## Your assignment
The expected output is a copy of every line in the records with the string "administration".

## Available data
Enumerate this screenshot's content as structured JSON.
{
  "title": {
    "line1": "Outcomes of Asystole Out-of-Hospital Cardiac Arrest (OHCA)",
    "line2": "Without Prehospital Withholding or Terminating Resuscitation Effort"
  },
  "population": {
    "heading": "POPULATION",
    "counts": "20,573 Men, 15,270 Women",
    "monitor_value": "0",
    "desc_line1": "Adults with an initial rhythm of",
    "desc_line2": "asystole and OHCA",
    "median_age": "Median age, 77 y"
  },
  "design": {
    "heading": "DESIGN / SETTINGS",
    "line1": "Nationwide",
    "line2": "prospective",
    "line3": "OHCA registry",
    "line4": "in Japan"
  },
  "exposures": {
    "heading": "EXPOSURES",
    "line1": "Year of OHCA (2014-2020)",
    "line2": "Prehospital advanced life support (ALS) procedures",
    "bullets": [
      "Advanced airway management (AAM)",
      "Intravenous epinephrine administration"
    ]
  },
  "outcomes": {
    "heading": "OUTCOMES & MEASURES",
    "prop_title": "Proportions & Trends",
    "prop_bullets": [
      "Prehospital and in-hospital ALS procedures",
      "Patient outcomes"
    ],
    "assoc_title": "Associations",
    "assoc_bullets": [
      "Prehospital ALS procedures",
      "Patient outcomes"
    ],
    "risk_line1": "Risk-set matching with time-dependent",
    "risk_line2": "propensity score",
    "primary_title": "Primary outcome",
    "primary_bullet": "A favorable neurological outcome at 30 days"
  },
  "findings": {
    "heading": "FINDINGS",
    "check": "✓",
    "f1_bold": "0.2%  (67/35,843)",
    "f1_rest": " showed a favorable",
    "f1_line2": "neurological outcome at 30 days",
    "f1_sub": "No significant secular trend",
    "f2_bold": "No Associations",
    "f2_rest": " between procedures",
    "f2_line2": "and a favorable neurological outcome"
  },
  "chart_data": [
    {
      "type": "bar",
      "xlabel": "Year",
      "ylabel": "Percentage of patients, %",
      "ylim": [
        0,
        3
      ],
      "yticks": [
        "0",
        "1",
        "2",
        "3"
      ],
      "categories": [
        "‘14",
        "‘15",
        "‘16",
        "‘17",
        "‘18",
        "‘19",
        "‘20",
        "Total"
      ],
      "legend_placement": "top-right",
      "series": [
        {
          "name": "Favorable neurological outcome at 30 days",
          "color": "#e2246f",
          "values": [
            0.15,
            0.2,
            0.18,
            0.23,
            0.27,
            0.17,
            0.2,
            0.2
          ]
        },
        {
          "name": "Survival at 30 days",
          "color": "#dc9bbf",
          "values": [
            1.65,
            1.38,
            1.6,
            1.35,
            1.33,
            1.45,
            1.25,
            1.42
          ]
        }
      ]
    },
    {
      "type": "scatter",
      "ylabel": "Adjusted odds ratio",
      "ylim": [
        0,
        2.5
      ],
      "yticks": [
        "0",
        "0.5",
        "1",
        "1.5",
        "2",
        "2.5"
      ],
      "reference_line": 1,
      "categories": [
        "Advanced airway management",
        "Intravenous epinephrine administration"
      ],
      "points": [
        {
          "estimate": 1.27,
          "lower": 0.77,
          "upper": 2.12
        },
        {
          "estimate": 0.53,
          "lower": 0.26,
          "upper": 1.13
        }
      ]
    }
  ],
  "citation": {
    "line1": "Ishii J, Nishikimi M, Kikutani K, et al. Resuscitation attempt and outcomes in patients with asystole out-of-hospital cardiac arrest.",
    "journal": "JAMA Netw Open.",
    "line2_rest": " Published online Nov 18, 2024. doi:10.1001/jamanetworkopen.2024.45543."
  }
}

## Answer to the problem
      "Intravenous epinephrine administration"
        "Intravenous epinephrine administration"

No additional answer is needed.